Do this.
Please reproduce the records below word for word.

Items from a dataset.
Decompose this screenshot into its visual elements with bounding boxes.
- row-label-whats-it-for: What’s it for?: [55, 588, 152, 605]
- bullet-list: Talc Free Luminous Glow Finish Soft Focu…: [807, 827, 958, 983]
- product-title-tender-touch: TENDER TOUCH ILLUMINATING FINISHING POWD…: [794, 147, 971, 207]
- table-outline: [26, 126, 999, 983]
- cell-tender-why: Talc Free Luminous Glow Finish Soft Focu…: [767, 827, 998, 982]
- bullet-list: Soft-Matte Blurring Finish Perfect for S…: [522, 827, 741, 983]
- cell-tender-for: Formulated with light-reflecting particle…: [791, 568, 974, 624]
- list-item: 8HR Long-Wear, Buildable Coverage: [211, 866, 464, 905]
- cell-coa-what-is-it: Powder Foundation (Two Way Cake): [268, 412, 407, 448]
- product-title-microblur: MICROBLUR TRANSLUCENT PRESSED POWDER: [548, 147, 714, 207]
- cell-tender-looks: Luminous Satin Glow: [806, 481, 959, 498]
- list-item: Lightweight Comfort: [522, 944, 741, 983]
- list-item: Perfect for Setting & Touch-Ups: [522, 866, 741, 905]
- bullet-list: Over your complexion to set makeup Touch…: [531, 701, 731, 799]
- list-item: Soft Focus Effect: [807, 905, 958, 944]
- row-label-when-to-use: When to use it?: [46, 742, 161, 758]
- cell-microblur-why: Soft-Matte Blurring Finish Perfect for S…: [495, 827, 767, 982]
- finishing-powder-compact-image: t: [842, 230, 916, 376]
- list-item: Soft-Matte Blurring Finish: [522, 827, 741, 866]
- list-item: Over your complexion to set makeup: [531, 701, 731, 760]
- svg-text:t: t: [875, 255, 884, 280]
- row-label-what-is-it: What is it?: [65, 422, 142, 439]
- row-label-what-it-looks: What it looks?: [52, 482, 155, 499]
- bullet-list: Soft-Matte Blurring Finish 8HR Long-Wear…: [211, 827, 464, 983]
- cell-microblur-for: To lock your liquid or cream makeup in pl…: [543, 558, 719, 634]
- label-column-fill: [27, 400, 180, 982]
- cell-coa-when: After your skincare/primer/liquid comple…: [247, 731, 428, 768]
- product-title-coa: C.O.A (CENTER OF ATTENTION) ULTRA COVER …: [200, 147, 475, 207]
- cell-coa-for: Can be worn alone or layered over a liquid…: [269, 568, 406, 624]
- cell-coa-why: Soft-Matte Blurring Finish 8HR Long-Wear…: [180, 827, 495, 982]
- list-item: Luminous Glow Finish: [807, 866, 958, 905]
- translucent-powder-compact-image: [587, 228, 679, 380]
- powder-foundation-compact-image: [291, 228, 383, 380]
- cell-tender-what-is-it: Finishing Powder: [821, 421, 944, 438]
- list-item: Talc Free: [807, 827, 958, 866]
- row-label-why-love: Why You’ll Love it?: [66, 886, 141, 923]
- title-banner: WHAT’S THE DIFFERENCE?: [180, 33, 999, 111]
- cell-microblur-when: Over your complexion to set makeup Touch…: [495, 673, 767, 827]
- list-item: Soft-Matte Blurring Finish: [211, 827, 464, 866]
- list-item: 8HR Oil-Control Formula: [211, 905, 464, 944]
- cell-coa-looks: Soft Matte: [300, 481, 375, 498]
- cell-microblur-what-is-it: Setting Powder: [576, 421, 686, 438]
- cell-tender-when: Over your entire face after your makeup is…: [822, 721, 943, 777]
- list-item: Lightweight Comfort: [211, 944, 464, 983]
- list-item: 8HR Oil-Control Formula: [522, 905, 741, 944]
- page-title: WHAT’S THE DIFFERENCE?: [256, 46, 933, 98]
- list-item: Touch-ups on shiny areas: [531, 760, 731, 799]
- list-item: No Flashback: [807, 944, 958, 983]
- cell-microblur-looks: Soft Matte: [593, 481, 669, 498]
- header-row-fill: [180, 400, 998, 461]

Solution.
Decompose this screenshot into its visual elements with bounding boxes.
- row-label-whats-it-for: What’s it for?: [55, 588, 152, 605]
- bullet-list: Talc Free Luminous Glow Finish Soft Focu…: [807, 827, 958, 983]
- product-title-tender-touch: TENDER TOUCH ILLUMINATING FINISHING POWD…: [794, 147, 971, 207]
- table-outline: [26, 126, 999, 983]
- cell-tender-why: Talc Free Luminous Glow Finish Soft Focu…: [767, 827, 998, 982]
- bullet-list: Soft-Matte Blurring Finish Perfect for S…: [522, 827, 741, 983]
- cell-tender-for: Formulated with light-reflecting particle…: [791, 568, 974, 624]
- list-item: 8HR Long-Wear, Buildable Coverage: [211, 866, 464, 905]
- cell-coa-what-is-it: Powder Foundation (Two Way Cake): [268, 412, 407, 448]
- product-title-microblur: MICROBLUR TRANSLUCENT PRESSED POWDER: [548, 147, 714, 207]
- cell-tender-looks: Luminous Satin Glow: [806, 481, 959, 498]
- list-item: Lightweight Comfort: [522, 944, 741, 983]
- list-item: Perfect for Setting & Touch-Ups: [522, 866, 741, 905]
- bullet-list: Over your complexion to set makeup Touch…: [531, 701, 731, 799]
- list-item: Soft Focus Effect: [807, 905, 958, 944]
- row-label-when-to-use: When to use it?: [46, 742, 161, 758]
- cell-microblur-why: Soft-Matte Blurring Finish Perfect for S…: [495, 827, 767, 982]
- finishing-powder-compact-image: t: [842, 230, 916, 376]
- list-item: Soft-Matte Blurring Finish: [522, 827, 741, 866]
- list-item: Over your complexion to set makeup: [531, 701, 731, 760]
- svg-text:t: t: [875, 255, 884, 280]
- row-label-what-is-it: What is it?: [65, 422, 142, 439]
- row-label-what-it-looks: What it looks?: [52, 482, 155, 499]
- bullet-list: Soft-Matte Blurring Finish 8HR Long-Wear…: [211, 827, 464, 983]
- cell-microblur-for: To lock your liquid or cream makeup in pl…: [543, 558, 719, 634]
- label-column-fill: [27, 400, 180, 982]
- cell-coa-when: After your skincare/primer/liquid comple…: [247, 731, 428, 768]
- product-title-coa: C.O.A (CENTER OF ATTENTION) ULTRA COVER …: [200, 147, 475, 207]
- cell-coa-for: Can be worn alone or layered over a liquid…: [269, 568, 406, 624]
- cell-coa-why: Soft-Matte Blurring Finish 8HR Long-Wear…: [180, 827, 495, 982]
- list-item: Luminous Glow Finish: [807, 866, 958, 905]
- translucent-powder-compact-image: [587, 228, 679, 380]
- powder-foundation-compact-image: [291, 228, 383, 380]
- cell-tender-what-is-it: Finishing Powder: [821, 421, 944, 438]
- list-item: Talc Free: [807, 827, 958, 866]
- row-label-why-love: Why You’ll Love it?: [66, 886, 141, 923]
- title-banner: WHAT’S THE DIFFERENCE?: [180, 33, 999, 111]
- cell-microblur-when: Over your complexion to set makeup Touch…: [495, 673, 767, 827]
- list-item: Soft-Matte Blurring Finish: [211, 827, 464, 866]
- list-item: 8HR Oil-Control Formula: [211, 905, 464, 944]
- cell-coa-looks: Soft Matte: [300, 481, 375, 498]
- cell-microblur-what-is-it: Setting Powder: [576, 421, 686, 438]
- cell-tender-when: Over your entire face after your makeup is…: [822, 721, 943, 777]
- list-item: Lightweight Comfort: [211, 944, 464, 983]
- list-item: 8HR Oil-Control Formula: [522, 905, 741, 944]
- page-title: WHAT’S THE DIFFERENCE?: [256, 46, 933, 98]
- list-item: Touch-ups on shiny areas: [531, 760, 731, 799]
- list-item: No Flashback: [807, 944, 958, 983]
- cell-microblur-looks: Soft Matte: [593, 481, 669, 498]
- header-row-fill: [180, 400, 998, 461]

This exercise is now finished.